##### Exercise data #####
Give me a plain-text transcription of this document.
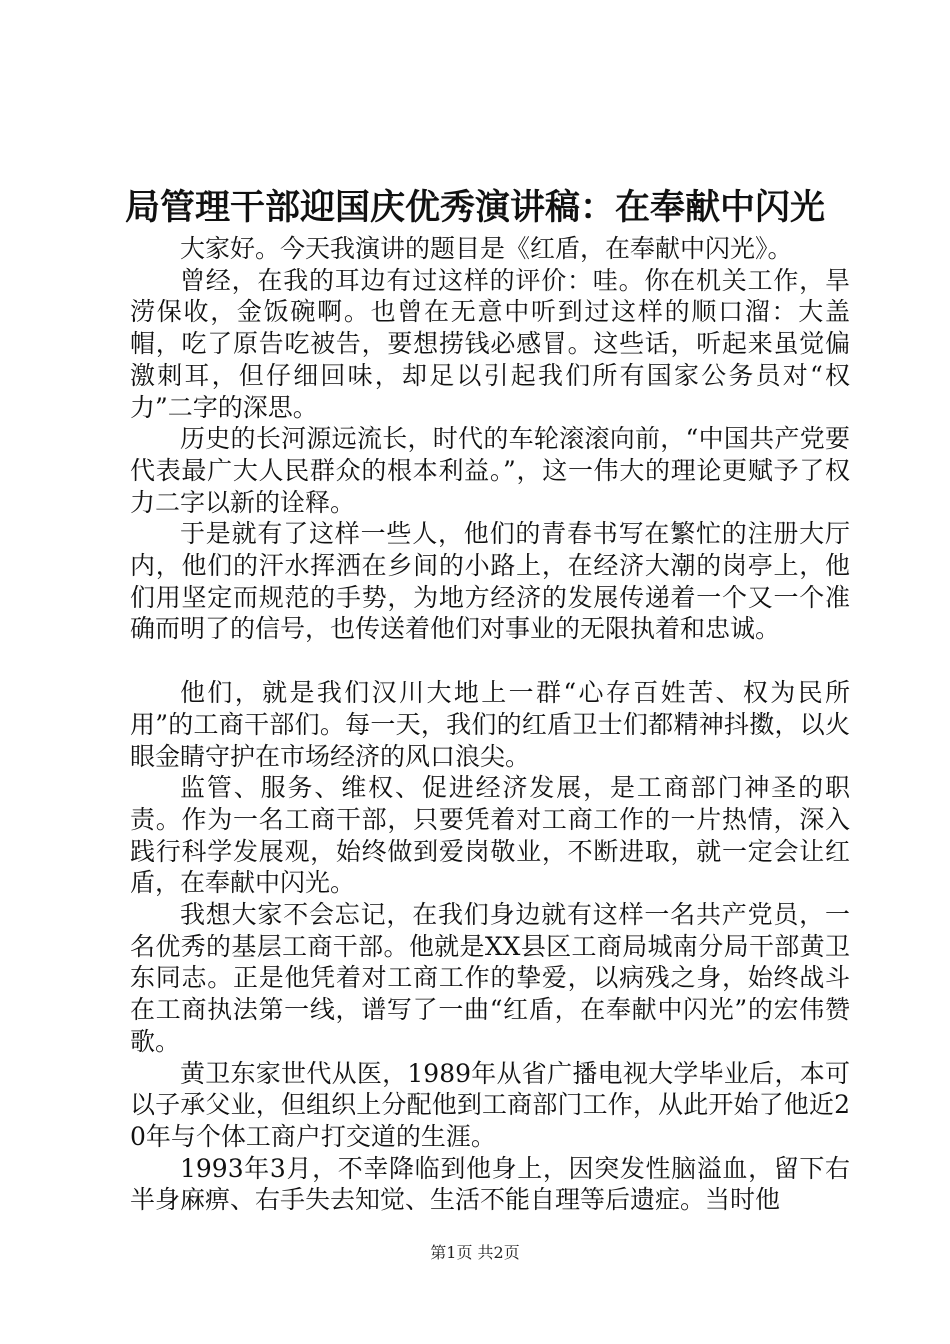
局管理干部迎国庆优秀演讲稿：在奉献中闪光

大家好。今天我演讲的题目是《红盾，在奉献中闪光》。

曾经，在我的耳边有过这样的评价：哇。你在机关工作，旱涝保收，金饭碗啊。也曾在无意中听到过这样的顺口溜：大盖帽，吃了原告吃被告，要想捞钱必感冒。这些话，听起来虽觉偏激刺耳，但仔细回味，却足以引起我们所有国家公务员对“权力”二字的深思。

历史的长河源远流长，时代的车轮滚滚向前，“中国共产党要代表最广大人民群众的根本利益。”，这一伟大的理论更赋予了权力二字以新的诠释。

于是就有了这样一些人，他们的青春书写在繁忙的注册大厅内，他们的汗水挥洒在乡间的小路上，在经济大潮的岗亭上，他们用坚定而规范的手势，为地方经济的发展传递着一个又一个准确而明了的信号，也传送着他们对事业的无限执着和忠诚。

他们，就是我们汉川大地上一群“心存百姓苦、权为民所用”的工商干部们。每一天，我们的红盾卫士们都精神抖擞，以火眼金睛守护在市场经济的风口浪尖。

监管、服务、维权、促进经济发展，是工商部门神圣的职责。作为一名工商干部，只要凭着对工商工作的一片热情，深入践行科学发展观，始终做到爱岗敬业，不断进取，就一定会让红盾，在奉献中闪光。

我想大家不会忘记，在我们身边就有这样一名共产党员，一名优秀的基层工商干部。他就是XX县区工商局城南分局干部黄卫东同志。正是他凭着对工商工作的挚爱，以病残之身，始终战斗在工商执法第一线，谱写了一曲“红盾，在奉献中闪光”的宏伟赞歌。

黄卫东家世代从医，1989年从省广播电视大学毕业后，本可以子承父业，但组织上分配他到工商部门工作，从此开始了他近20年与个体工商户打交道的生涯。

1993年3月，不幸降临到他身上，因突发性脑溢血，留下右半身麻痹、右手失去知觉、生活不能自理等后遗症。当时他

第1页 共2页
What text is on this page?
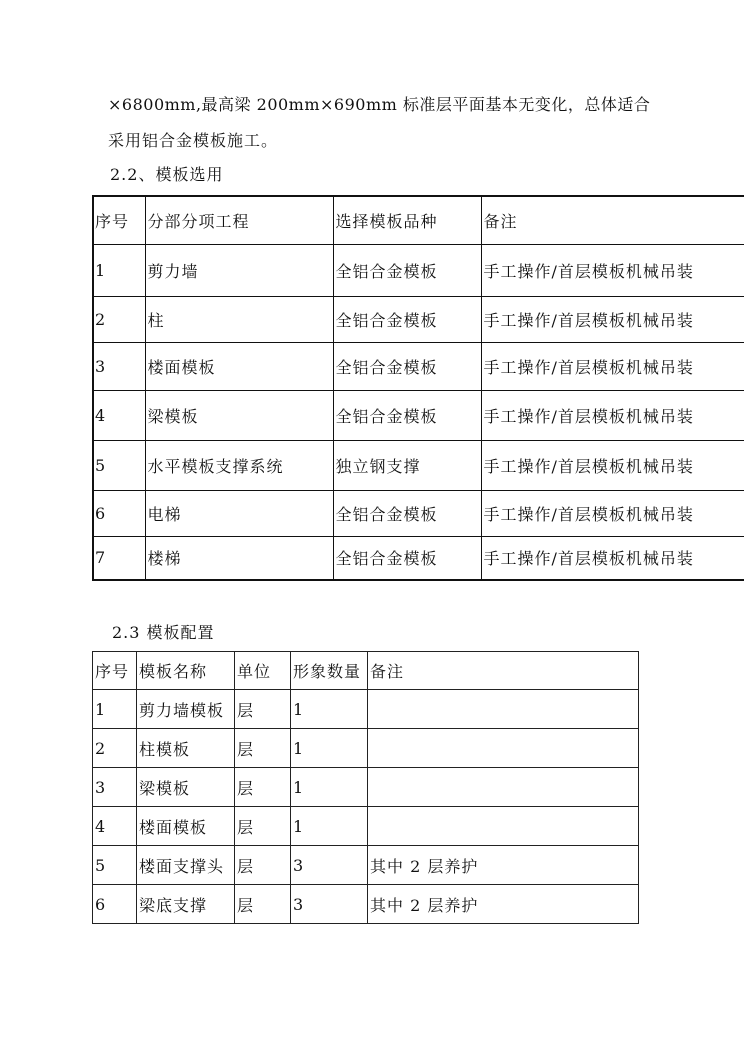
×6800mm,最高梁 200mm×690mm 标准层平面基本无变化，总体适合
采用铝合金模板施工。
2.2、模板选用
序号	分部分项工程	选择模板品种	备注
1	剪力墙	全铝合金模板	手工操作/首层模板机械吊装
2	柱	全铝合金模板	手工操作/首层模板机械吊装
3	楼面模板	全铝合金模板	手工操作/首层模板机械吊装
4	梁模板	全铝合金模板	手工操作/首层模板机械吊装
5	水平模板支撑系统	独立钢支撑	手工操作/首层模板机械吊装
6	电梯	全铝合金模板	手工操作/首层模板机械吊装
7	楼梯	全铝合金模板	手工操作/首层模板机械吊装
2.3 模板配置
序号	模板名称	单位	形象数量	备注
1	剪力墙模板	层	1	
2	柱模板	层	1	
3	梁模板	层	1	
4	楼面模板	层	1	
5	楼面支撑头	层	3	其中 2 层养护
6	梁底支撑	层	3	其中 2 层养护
#####
Job >>
Reproduce each record above by retyping it exactly; omit all images.

Answer in full >>
Give me a plain-text transcription of this document.
局管理干部迎国庆优秀演讲稿：在奉献中闪光

大家好。今天我演讲的题目是《红盾，在奉献中闪光》。

曾经，在我的耳边有过这样的评价：哇。你在机关工作，旱涝保收，金饭碗啊。也曾在无意中听到过这样的顺口溜：大盖帽，吃了原告吃被告，要想捞钱必感冒。这些话，听起来虽觉偏激刺耳，但仔细回味，却足以引起我们所有国家公务员对“权力”二字的深思。

历史的长河源远流长，时代的车轮滚滚向前，“中国共产党要代表最广大人民群众的根本利益。”，这一伟大的理论更赋予了权力二字以新的诠释。

于是就有了这样一些人，他们的青春书写在繁忙的注册大厅内，他们的汗水挥洒在乡间的小路上，在经济大潮的岗亭上，他们用坚定而规范的手势，为地方经济的发展传递着一个又一个准确而明了的信号，也传送着他们对事业的无限执着和忠诚。

他们，就是我们汉川大地上一群“心存百姓苦、权为民所用”的工商干部们。每一天，我们的红盾卫士们都精神抖擞，以火眼金睛守护在市场经济的风口浪尖。

监管、服务、维权、促进经济发展，是工商部门神圣的职责。作为一名工商干部，只要凭着对工商工作的一片热情，深入践行科学发展观，始终做到爱岗敬业，不断进取，就一定会让红盾，在奉献中闪光。

我想大家不会忘记，在我们身边就有这样一名共产党员，一名优秀的基层工商干部。他就是XX县区工商局城南分局干部黄卫东同志。正是他凭着对工商工作的挚爱，以病残之身，始终战斗在工商执法第一线，谱写了一曲“红盾，在奉献中闪光”的宏伟赞歌。

黄卫东家世代从医，1989年从省广播电视大学毕业后，本可以子承父业，但组织上分配他到工商部门工作，从此开始了他近20年与个体工商户打交道的生涯。

1993年3月，不幸降临到他身上，因突发性脑溢血，留下右半身麻痹、右手失去知觉、生活不能自理等后遗症。当时他

第1页 共2页
What text is on this page?
×6800mm,最高梁 200mm×690mm 标准层平面基本无变化，总体适合
采用铝合金模板施工。
2.2、模板选用
序号	分部分项工程	选择模板品种	备注
1	剪力墙	全铝合金模板	手工操作/首层模板机械吊装
2	柱	全铝合金模板	手工操作/首层模板机械吊装
3	楼面模板	全铝合金模板	手工操作/首层模板机械吊装
4	梁模板	全铝合金模板	手工操作/首层模板机械吊装
5	水平模板支撑系统	独立钢支撑	手工操作/首层模板机械吊装
6	电梯	全铝合金模板	手工操作/首层模板机械吊装
7	楼梯	全铝合金模板	手工操作/首层模板机械吊装
2.3 模板配置
序号	模板名称	单位	形象数量	备注
1	剪力墙模板	层	1	
2	柱模板	层	1	
3	梁模板	层	1	
4	楼面模板	层	1	
5	楼面支撑头	层	3	其中 2 层养护
6	梁底支撑	层	3	其中 2 层养护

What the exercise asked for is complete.